What to work on> Summarize the forum thread below in two sentences.

Document>
-- BEGIN --

Smalltalk › Usenets › Dolphin Smalltalk

Learning algorythms

_‹ Previous Topic Next Topic _›

Classic

List

Threaded

3 messages Options

Günther Schmidt

Learning algorythms

Hi,

I need to create a parser that can identify keywords by training it.

I have records of books (from a catalog system), and they've got keyword
fields that contain 1-, 2- and 3-word keywords like:

'4th century history Europe revolutinary history of Germany feminist
movement'

The keywords in the record above should then be:

'4th century history'
'Europe'
'revolutionary history of Germany'
'feminist movement'

The keywords are only separated by whitespace, not even commas. So I'd
have to initially train the parser until it is capabel of identifying
more and more keywords by itself without having to ask me.

Any ideas folks?

Günther

Chris Uppal-3

Re: Learning algorythms

Günther Schmidt wrote:

> I have records of books (from a catalog system), and they've got keyword
> fields that contain 1-, 2- and 3-word keywords like:
>
> '4th century history Europe revolutinary history of Germany feminist
> movement'
>
> The keywords in the record above should then be:
>
> '4th century history'
> 'Europe'
> 'revolutionary history of Germany'
> 'feminist movement'

One idea would be to measure how strongly associated word pairs were, e.g. if
'feminist' is usually followed by 'history' then that's part of a multi-word
keyword, whereas 'feminist' is rarely followed by 'giraffe', so those are not
part of the same keyword.

-- END --

Stored data>
-- BEGIN --

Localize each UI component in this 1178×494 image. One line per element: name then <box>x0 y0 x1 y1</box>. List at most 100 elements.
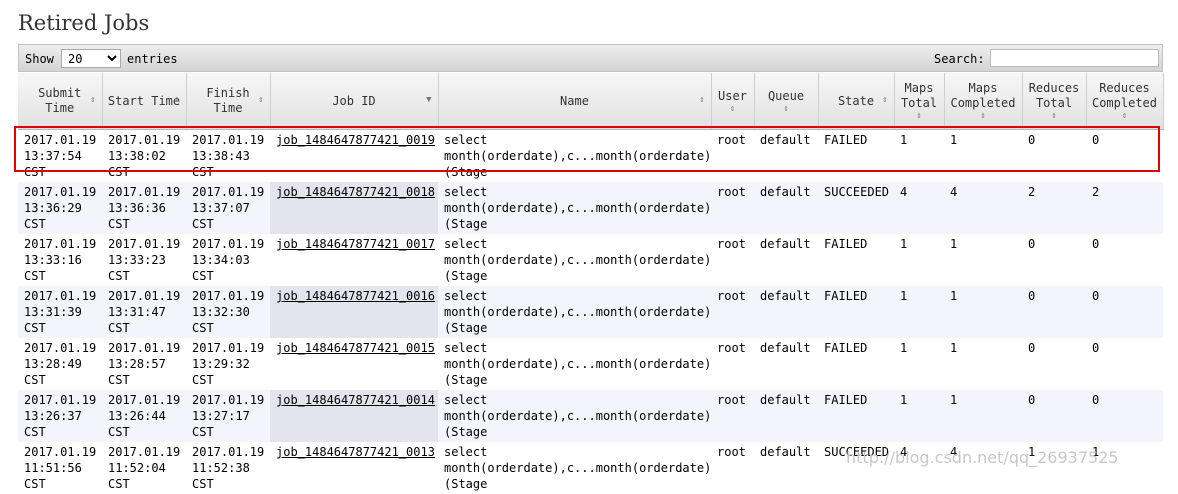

-- END --

The answer> Günther Schmidt has book records from a catalog system whose keyword fields hold multi-word keywords separated only by whitespace. He asks for ideas on a parser that he can train until it identifies keywords by itself, and a reply suggests measuring how strongly word pairs are associated, so that words that usually follow each other count as parts of one keyword while words that rarely do are not.